> [Exercise goal]
Return each entry exactly, with none missing.

> [Information shown]
------
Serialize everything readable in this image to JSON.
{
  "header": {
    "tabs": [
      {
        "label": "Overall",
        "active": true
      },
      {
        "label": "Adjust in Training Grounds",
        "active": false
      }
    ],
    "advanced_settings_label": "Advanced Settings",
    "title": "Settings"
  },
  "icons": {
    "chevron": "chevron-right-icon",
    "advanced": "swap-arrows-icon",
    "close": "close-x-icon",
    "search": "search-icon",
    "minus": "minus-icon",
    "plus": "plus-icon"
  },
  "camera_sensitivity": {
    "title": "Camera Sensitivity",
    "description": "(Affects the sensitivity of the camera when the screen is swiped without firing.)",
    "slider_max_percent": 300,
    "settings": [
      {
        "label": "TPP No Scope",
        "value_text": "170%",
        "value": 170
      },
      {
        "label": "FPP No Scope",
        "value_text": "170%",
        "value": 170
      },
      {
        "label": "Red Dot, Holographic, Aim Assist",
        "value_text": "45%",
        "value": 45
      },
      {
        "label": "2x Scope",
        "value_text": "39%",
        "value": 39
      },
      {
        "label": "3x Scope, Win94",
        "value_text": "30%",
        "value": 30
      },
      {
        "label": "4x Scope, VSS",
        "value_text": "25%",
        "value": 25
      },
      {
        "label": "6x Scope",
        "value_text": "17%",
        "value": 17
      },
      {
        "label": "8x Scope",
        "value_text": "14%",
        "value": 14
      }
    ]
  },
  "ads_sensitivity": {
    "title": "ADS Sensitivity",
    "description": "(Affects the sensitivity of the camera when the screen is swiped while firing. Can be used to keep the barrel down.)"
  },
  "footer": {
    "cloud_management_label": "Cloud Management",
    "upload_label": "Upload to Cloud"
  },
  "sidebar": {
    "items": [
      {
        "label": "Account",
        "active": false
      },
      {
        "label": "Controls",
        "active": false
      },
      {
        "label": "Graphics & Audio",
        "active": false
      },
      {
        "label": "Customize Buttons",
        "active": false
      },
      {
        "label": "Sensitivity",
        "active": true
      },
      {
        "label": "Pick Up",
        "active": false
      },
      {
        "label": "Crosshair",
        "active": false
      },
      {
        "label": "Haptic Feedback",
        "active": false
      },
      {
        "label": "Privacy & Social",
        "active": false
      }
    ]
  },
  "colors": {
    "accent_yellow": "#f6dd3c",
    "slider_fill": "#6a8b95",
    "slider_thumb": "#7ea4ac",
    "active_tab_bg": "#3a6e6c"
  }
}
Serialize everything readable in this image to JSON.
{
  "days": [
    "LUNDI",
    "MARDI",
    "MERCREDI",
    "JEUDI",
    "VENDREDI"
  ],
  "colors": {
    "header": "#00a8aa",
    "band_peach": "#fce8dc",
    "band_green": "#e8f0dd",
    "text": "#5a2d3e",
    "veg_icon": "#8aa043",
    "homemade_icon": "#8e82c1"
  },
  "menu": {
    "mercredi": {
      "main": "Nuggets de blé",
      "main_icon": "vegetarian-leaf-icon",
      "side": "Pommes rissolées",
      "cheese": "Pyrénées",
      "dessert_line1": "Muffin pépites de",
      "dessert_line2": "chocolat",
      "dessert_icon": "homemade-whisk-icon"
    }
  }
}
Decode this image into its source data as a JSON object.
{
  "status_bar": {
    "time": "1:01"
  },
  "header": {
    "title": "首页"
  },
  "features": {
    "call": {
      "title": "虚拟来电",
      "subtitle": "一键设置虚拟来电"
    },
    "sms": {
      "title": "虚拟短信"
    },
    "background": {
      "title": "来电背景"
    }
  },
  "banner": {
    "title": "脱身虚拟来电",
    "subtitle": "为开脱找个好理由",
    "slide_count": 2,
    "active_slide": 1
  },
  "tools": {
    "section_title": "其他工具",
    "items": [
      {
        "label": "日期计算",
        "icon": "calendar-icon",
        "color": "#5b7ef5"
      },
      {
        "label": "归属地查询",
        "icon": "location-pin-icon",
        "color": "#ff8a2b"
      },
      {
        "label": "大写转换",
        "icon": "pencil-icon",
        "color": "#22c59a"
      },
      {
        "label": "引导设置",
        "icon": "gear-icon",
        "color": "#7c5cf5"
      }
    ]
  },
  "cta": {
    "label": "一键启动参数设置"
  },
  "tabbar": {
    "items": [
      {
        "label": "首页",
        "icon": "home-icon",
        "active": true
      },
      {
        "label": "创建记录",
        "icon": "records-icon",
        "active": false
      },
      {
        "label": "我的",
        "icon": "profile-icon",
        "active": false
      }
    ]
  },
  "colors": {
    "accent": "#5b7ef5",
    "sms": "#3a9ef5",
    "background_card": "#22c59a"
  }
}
------
> [Correct answer]
Serialize everything readable in this image to JSON.
{
  "header": {
    "tabs": [
      {
        "label": "Overall",
        "active": true
      },
      {
        "label": "Adjust in Training Grounds",
        "active": false
      }
    ],
    "advanced_settings_label": "Advanced Settings",
    "title": "Settings"
  },
  "icons": {
    "chevron": "chevron-right-icon",
    "advanced": "swap-arrows-icon",
    "close": "close-x-icon",
    "search": "search-icon",
    "minus": "minus-icon",
    "plus": "plus-icon"
  },
  "camera_sensitivity": {
    "title": "Camera Sensitivity",
    "description": "(Affects the sensitivity of the camera when the screen is swiped without firing.)",
    "slider_max_percent": 300,
    "settings": [
      {
        "label": "TPP No Scope",
        "value_text": "170%",
        "value": 170
      },
      {
        "label": "FPP No Scope",
        "value_text": "170%",
        "value": 170
      },
      {
        "label": "Red Dot, Holographic, Aim Assist",
        "value_text": "45%",
        "value": 45
      },
      {
        "label": "2x Scope",
        "value_text": "39%",
        "value": 39
      },
      {
        "label": "3x Scope, Win94",
        "value_text": "30%",
        "value": 30
      },
      {
        "label": "4x Scope, VSS",
        "value_text": "25%",
        "value": 25
      },
      {
        "label": "6x Scope",
        "value_text": "17%",
        "value": 17
      },
      {
        "label": "8x Scope",
        "value_text": "14%",
        "value": 14
      }
    ]
  },
  "ads_sensitivity": {
    "title": "ADS Sensitivity",
    "description": "(Affects the sensitivity of the camera when the screen is swiped while firing. Can be used to keep the barrel down.)"
  },
  "footer": {
    "cloud_management_label": "Cloud Management",
    "upload_label": "Upload to Cloud"
  },
  "sidebar": {
    "items": [
      {
        "label": "Account",
        "active": false
      },
      {
        "label": "Controls",
        "active": false
      },
      {
        "label": "Graphics & Audio",
        "active": false
      },
      {
        "label": "Customize Buttons",
        "active": false
      },
      {
        "label": "Sensitivity",
        "active": true
      },
      {
        "label": "Pick Up",
        "active": false
      },
      {
        "label": "Crosshair",
        "active": false
      },
      {
        "label": "Haptic Feedback",
        "active": false
      },
      {
        "label": "Privacy & Social",
        "active": false
      }
    ]
  },
  "colors": {
    "accent_yellow": "#f6dd3c",
    "slider_fill": "#6a8b95",
    "slider_thumb": "#7ea4ac",
    "active_tab_bg": "#3a6e6c"
  }
}
Serialize everything readable in this image to JSON.
{
  "days": [
    "LUNDI",
    "MARDI",
    "MERCREDI",
    "JEUDI",
    "VENDREDI"
  ],
  "colors": {
    "header": "#00a8aa",
    "band_peach": "#fce8dc",
    "band_green": "#e8f0dd",
    "text": "#5a2d3e",
    "veg_icon": "#8aa043",
    "homemade_icon": "#8e82c1"
  },
  "menu": {
    "mercredi": {
      "main": "Nuggets de blé",
      "main_icon": "vegetarian-leaf-icon",
      "side": "Pommes rissolées",
      "cheese": "Pyrénées",
      "dessert_line1": "Muffin pépites de",
      "dessert_line2": "chocolat",
      "dessert_icon": "homemade-whisk-icon"
    }
  }
}
Decode this image into its source data as a JSON object.
{
  "status_bar": {
    "time": "1:01"
  },
  "header": {
    "title": "首页"
  },
  "features": {
    "call": {
      "title": "虚拟来电",
      "subtitle": "一键设置虚拟来电"
    },
    "sms": {
      "title": "虚拟短信"
    },
    "background": {
      "title": "来电背景"
    }
  },
  "banner": {
    "title": "脱身虚拟来电",
    "subtitle": "为开脱找个好理由",
    "slide_count": 2,
    "active_slide": 1
  },
  "tools": {
    "section_title": "其他工具",
    "items": [
      {
        "label": "日期计算",
        "icon": "calendar-icon",
        "color": "#5b7ef5"
      },
      {
        "label": "归属地查询",
        "icon": "location-pin-icon",
        "color": "#ff8a2b"
      },
      {
        "label": "大写转换",
        "icon": "pencil-icon",
        "color": "#22c59a"
      },
      {
        "label": "引导设置",
        "icon": "gear-icon",
        "color": "#7c5cf5"
      }
    ]
  },
  "cta": {
    "label": "一键启动参数设置"
  },
  "tabbar": {
    "items": [
      {
        "label": "首页",
        "icon": "home-icon",
        "active": true
      },
      {
        "label": "创建记录",
        "icon": "records-icon",
        "active": false
      },
      {
        "label": "我的",
        "icon": "profile-icon",
        "active": false
      }
    ]
  },
  "colors": {
    "accent": "#5b7ef5",
    "sms": "#3a9ef5",
    "background_card": "#22c59a"
  }
}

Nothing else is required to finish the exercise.